**Requirement:** List each line of the data in which the string "byline" appears.

**Dataset items:**

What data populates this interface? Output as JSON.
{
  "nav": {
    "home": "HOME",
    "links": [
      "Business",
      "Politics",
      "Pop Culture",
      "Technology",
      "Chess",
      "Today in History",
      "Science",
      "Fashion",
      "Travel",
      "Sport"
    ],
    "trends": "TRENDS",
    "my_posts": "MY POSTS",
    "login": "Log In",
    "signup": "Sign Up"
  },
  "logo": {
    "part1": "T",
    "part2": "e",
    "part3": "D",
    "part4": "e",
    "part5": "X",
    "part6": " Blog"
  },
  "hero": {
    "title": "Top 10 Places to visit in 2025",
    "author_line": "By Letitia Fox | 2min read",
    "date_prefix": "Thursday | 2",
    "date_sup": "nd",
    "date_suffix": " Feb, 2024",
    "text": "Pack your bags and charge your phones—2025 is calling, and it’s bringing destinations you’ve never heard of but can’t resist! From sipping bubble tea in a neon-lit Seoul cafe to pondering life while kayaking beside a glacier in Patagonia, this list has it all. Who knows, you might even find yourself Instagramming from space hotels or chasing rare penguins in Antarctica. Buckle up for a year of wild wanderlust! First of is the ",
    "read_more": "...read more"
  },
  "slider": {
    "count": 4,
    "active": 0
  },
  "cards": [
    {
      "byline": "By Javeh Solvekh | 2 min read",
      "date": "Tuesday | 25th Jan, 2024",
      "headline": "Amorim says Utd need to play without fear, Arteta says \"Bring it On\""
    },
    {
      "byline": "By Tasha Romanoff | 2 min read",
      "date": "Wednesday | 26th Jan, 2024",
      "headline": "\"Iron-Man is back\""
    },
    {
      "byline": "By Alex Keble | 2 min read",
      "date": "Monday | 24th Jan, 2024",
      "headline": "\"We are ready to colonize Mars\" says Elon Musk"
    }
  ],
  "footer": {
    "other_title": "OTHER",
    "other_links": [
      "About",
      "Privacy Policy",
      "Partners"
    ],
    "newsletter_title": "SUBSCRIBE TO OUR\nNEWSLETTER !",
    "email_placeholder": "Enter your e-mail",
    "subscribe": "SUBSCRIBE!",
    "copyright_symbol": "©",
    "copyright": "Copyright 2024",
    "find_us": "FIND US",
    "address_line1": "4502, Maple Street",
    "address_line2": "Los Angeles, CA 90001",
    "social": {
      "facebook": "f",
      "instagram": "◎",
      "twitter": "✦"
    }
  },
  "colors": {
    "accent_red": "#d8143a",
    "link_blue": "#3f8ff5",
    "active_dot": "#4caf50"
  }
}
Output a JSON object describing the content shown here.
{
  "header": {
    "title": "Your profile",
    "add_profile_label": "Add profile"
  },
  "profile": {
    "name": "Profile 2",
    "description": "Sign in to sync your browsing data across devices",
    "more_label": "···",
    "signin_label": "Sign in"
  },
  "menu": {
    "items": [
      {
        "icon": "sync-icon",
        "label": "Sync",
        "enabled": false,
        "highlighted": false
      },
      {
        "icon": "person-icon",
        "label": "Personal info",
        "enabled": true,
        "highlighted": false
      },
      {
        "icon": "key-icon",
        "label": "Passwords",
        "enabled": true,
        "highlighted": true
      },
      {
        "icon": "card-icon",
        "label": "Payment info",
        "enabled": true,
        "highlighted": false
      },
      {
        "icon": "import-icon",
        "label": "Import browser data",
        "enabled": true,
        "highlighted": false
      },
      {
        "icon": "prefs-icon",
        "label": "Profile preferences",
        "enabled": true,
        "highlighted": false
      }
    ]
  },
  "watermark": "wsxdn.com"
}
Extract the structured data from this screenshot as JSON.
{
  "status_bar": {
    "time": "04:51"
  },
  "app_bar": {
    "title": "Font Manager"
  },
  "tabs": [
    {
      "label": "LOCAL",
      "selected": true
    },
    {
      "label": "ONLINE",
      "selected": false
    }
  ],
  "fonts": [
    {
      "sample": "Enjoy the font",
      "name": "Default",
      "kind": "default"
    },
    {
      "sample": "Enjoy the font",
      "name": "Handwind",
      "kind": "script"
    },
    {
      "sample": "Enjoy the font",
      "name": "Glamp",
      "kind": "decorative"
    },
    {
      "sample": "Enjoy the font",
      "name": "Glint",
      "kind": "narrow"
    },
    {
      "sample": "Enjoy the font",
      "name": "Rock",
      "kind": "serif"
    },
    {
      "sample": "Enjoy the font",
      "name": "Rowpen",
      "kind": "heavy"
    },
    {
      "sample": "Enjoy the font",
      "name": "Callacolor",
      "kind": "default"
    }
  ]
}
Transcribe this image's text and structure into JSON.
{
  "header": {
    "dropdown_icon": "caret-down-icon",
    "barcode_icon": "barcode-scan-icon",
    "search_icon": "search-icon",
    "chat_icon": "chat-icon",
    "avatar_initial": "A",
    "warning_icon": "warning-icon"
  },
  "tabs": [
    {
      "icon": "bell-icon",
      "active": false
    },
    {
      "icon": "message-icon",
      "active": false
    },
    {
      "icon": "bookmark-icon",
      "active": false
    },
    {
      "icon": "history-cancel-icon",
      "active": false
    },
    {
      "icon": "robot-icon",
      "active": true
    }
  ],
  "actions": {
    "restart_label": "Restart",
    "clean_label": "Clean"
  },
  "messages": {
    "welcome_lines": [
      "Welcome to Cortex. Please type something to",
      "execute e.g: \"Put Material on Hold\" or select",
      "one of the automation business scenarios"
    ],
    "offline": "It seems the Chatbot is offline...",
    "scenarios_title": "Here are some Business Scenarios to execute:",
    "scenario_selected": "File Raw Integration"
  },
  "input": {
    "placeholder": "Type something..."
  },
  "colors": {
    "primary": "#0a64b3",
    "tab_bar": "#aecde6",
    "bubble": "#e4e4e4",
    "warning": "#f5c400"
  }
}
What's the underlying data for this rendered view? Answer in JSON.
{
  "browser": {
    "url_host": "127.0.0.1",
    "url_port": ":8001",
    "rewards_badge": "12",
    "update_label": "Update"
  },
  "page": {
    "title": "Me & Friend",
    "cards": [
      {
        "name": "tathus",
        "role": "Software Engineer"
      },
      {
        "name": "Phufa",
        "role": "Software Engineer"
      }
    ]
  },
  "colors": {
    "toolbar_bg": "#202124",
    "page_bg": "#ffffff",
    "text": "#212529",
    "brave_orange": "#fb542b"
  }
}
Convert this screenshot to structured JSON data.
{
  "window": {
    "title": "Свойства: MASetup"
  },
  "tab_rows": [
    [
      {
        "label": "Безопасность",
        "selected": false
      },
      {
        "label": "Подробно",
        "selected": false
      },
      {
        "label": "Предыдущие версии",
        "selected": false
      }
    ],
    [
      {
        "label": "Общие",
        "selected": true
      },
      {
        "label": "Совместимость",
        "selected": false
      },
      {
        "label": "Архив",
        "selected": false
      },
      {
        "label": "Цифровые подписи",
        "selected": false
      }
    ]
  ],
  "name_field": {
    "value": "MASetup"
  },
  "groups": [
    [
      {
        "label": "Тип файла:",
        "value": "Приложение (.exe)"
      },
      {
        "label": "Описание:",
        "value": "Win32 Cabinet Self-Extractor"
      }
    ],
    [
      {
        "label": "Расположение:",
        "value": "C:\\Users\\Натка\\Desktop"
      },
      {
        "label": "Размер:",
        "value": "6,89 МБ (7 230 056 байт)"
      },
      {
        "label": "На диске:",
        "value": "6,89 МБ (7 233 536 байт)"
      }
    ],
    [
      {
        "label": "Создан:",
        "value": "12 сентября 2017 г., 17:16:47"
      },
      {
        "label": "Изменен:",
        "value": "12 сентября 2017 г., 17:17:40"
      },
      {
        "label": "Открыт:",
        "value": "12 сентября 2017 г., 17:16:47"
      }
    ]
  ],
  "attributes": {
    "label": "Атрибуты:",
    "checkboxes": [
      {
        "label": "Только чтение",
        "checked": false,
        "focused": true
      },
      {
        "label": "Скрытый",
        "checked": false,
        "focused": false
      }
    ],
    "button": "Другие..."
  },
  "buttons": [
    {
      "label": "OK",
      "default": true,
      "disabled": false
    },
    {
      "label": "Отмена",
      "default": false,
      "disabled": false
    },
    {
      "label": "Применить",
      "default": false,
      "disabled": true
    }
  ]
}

**Complete output:**
      "byline": "By Javeh Solvekh | 2 min read",
      "byline": "By Tasha Romanoff | 2 min read",
      "byline": "By Alex Keble | 2 min read",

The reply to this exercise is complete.